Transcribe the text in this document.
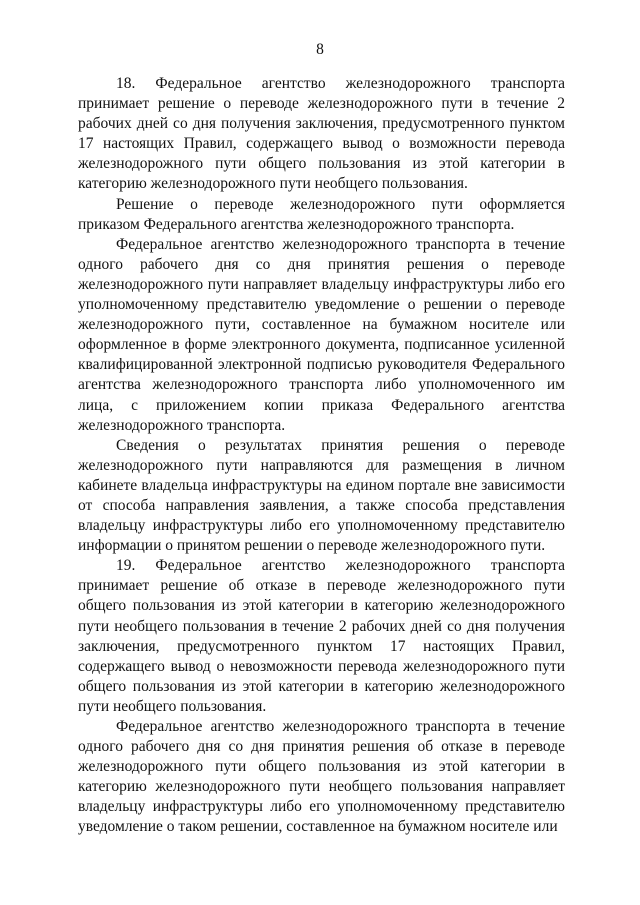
8

18. Федеральное агентство железнодорожного транспорта принимает решение о переводе железнодорожного пути в течение 2 рабочих дней со дня получения заключения, предусмотренного пунктом 17 настоящих Правил, содержащего вывод о возможности перевода железнодорожного пути общего пользования из этой категории в категорию железнодорожного пути необщего пользования.

Решение о переводе железнодорожного пути оформляется приказом Федерального агентства железнодорожного транспорта.

Федеральное агентство железнодорожного транспорта в течение одного рабочего дня со дня принятия решения о переводе железнодорожного пути направляет владельцу инфраструктуры либо его уполномоченному представителю уведомление о решении о переводе железнодорожного пути, составленное на бумажном носителе или оформленное в форме электронного документа, подписанное усиленной квалифицированной электронной подписью руководителя Федерального агентства железнодорожного транспорта либо уполномоченного им лица, с приложением копии приказа Федерального агентства железнодорожного транспорта.

Сведения о результатах принятия решения о переводе железнодорожного пути направляются для размещения в личном кабинете владельца инфраструктуры на едином портале вне зависимости от способа направления заявления, а также способа представления владельцу инфраструктуры либо его уполномоченному представителю информации о принятом решении о переводе железнодорожного пути.

19. Федеральное агентство железнодорожного транспорта принимает решение об отказе в переводе железнодорожного пути общего пользования из этой категории в категорию железнодорожного пути необщего пользования в течение 2 рабочих дней со дня получения заключения, предусмотренного пунктом 17 настоящих Правил, содержащего вывод о невозможности перевода железнодорожного пути общего пользования из этой категории в категорию железнодорожного пути необщего пользования.

Федеральное агентство железнодорожного транспорта в течение одного рабочего дня со дня принятия решения об отказе в переводе железнодорожного пути общего пользования из этой категории в категорию железнодорожного пути необщего пользования направляет владельцу инфраструктуры либо его уполномоченному представителю уведомление о таком решении, составленное на бумажном носителе или
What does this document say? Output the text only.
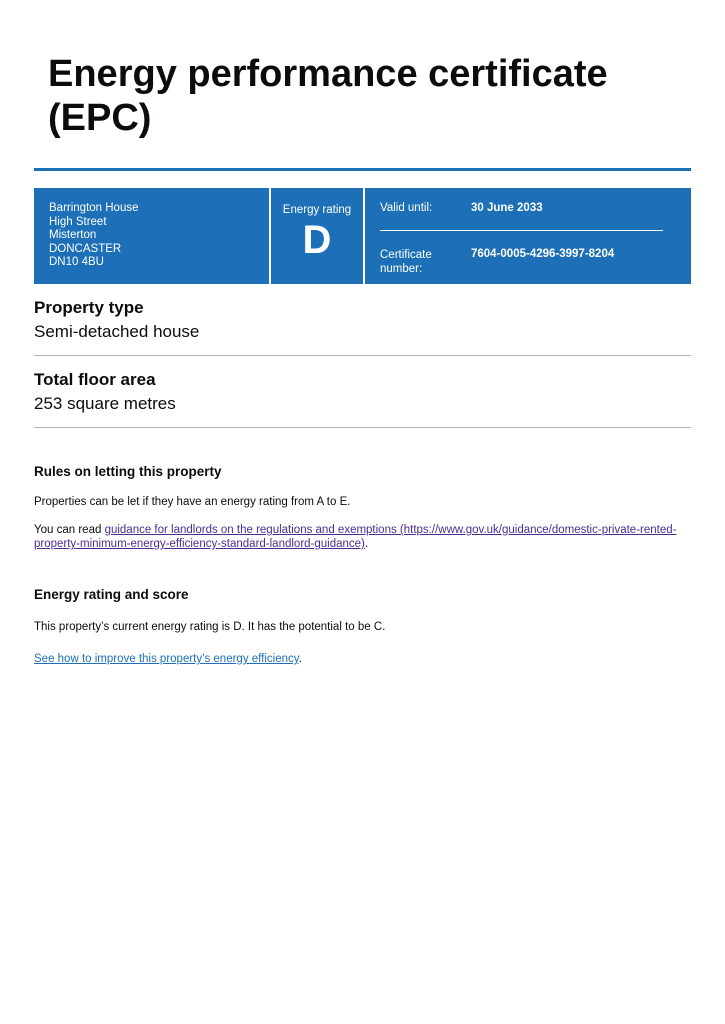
Energy performance certificate
(EPC)
Barrington House
High Street
Misterton
DONCASTER
DN10 4BU
Energy rating
D
Valid until:	30 June 2033
Certificate
number:
7604-0005-4296-3997-8204
Property type

Semi-detached house

Total floor area

253 square metres

Rules on letting this property

Properties can be let if they have an energy rating from A to E.

You can read guidance for landlords on the regulations and exemptions (https://www.gov.uk/guidance/domestic-private-rented-
property-minimum-energy-efficiency-standard-landlord-guidance).

Energy rating and score

This property’s current energy rating is D. It has the potential to be C.

See how to improve this property’s energy efficiency.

★ ★ ★ ★ ★

Work instructions → Give every line above again exactly, with no pictures.

Answer to the task →
Transcribe the text in this document.
8

18. Федеральное агентство железнодорожного транспорта принимает решение о переводе железнодорожного пути в течение 2 рабочих дней со дня получения заключения, предусмотренного пунктом 17 настоящих Правил, содержащего вывод о возможности перевода железнодорожного пути общего пользования из этой категории в категорию железнодорожного пути необщего пользования.

Решение о переводе железнодорожного пути оформляется приказом Федерального агентства железнодорожного транспорта.

Федеральное агентство железнодорожного транспорта в течение одного рабочего дня со дня принятия решения о переводе железнодорожного пути направляет владельцу инфраструктуры либо его уполномоченному представителю уведомление о решении о переводе железнодорожного пути, составленное на бумажном носителе или оформленное в форме электронного документа, подписанное усиленной квалифицированной электронной подписью руководителя Федерального агентства железнодорожного транспорта либо уполномоченного им лица, с приложением копии приказа Федерального агентства железнодорожного транспорта.

Сведения о результатах принятия решения о переводе железнодорожного пути направляются для размещения в личном кабинете владельца инфраструктуры на едином портале вне зависимости от способа направления заявления, а также способа представления владельцу инфраструктуры либо его уполномоченному представителю информации о принятом решении о переводе железнодорожного пути.

19. Федеральное агентство железнодорожного транспорта принимает решение об отказе в переводе железнодорожного пути общего пользования из этой категории в категорию железнодорожного пути необщего пользования в течение 2 рабочих дней со дня получения заключения, предусмотренного пунктом 17 настоящих Правил, содержащего вывод о невозможности перевода железнодорожного пути общего пользования из этой категории в категорию железнодорожного пути необщего пользования.

Федеральное агентство железнодорожного транспорта в течение одного рабочего дня со дня принятия решения об отказе в переводе железнодорожного пути общего пользования из этой категории в категорию железнодорожного пути необщего пользования направляет владельцу инфраструктуры либо его уполномоченному представителю уведомление о таком решении, составленное на бумажном носителе или
What does this document say? Output the text only.
Energy performance certificate
(EPC)
Barrington House
High Street
Misterton
DONCASTER
DN10 4BU
Energy rating
D
Valid until:	30 June 2033
Certificate
number:
7604-0005-4296-3997-8204
Property type

Semi-detached house

Total floor area

253 square metres

Rules on letting this property

Properties can be let if they have an energy rating from A to E.

You can read guidance for landlords on the regulations and exemptions (https://www.gov.uk/guidance/domestic-private-rented-
property-minimum-energy-efficiency-standard-landlord-guidance).

Energy rating and score

This property’s current energy rating is D. It has the potential to be C.

See how to improve this property’s energy efficiency.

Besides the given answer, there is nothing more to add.